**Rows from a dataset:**

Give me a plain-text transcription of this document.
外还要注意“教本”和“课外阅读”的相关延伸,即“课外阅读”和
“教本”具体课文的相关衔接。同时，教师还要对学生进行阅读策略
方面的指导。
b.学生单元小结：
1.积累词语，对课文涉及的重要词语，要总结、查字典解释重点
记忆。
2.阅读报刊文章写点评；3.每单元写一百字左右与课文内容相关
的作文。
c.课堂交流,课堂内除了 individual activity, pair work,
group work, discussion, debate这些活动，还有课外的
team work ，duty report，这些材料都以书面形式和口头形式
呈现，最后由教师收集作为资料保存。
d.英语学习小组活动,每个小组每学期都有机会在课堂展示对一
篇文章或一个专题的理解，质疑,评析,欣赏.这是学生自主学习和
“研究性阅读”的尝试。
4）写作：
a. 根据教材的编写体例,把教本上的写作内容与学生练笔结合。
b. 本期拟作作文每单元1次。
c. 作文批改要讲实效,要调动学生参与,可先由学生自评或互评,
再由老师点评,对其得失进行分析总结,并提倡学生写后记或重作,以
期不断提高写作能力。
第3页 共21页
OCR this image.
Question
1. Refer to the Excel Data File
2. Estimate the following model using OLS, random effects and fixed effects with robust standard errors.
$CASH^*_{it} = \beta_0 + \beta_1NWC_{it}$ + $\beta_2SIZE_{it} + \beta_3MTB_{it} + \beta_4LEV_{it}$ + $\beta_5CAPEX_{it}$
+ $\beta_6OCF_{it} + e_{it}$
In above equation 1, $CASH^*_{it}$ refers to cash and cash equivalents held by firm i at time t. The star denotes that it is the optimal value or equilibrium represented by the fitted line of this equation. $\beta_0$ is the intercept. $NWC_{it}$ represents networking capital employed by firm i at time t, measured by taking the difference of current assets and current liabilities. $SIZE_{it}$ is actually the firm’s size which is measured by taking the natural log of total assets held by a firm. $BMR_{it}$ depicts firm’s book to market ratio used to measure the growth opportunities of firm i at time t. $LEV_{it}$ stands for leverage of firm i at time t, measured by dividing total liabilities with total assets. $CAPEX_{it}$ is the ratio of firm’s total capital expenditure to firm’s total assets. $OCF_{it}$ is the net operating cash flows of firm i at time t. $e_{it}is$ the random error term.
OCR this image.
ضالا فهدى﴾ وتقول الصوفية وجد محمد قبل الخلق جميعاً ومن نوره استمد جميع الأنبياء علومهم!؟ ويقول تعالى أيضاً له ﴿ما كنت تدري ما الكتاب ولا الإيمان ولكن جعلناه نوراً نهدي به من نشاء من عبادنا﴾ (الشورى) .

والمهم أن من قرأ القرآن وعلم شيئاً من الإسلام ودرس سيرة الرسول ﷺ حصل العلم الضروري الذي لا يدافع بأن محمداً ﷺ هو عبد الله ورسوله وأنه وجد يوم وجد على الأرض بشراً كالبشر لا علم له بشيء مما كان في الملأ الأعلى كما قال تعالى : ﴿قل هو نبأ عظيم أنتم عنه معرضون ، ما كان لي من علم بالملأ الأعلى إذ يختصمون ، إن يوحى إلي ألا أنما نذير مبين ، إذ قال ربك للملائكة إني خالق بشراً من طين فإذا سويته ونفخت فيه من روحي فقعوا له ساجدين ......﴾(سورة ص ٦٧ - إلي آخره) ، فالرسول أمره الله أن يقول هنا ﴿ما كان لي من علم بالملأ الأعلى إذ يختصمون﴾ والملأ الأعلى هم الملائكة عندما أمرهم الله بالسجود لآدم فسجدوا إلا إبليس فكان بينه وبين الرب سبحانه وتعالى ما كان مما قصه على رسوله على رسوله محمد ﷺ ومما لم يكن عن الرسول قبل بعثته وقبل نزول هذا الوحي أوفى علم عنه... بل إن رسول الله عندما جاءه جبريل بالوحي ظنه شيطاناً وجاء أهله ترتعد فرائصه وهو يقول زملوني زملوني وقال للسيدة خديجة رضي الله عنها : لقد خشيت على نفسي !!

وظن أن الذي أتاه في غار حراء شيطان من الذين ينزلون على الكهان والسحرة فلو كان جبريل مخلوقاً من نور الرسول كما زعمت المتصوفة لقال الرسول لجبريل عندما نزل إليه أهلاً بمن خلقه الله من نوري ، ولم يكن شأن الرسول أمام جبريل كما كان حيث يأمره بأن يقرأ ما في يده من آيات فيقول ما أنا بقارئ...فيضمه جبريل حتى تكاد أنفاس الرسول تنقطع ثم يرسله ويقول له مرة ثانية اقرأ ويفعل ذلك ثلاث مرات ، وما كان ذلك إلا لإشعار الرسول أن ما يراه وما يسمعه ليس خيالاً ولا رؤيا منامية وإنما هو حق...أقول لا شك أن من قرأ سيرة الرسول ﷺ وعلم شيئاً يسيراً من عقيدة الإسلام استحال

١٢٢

**GOAL OF THE EXERCISE:**
Copy every line of the material in which the word "CASH" occurs.

**WRITTEN REPLY:**
$CASH^*_{it} = \beta_0 + \beta_1NWC_{it}$ + $\beta_2SIZE_{it} + \beta_3MTB_{it} + \beta_4LEV_{it}$ + $\beta_5CAPEX_{it}$
In above equation 1, $CASH^*_{it}$ refers to cash and cash equivalents held by firm i at time t. The star denotes that it is the optimal value or equilibrium represented by the fitted line of this equation. $\beta_0$ is the intercept. $NWC_{it}$ represents networking capital employed by firm i at time t, measured by taking the difference of current assets and current liabilities. $SIZE_{it}$ is actually the firm’s size which is measured by taking the natural log of total assets held by a firm. $BMR_{it}$ depicts firm’s book to market ratio used to measure the growth opportunities of firm i at time t. $LEV_{it}$ stands for leverage of firm i at time t, measured by dividing total liabilities with total assets. $CAPEX_{it}$ is the ratio of firm’s total capital expenditure to firm’s total assets. $OCF_{it}$ is the net operating cash flows of firm i at time t. $e_{it}is$ the random error term.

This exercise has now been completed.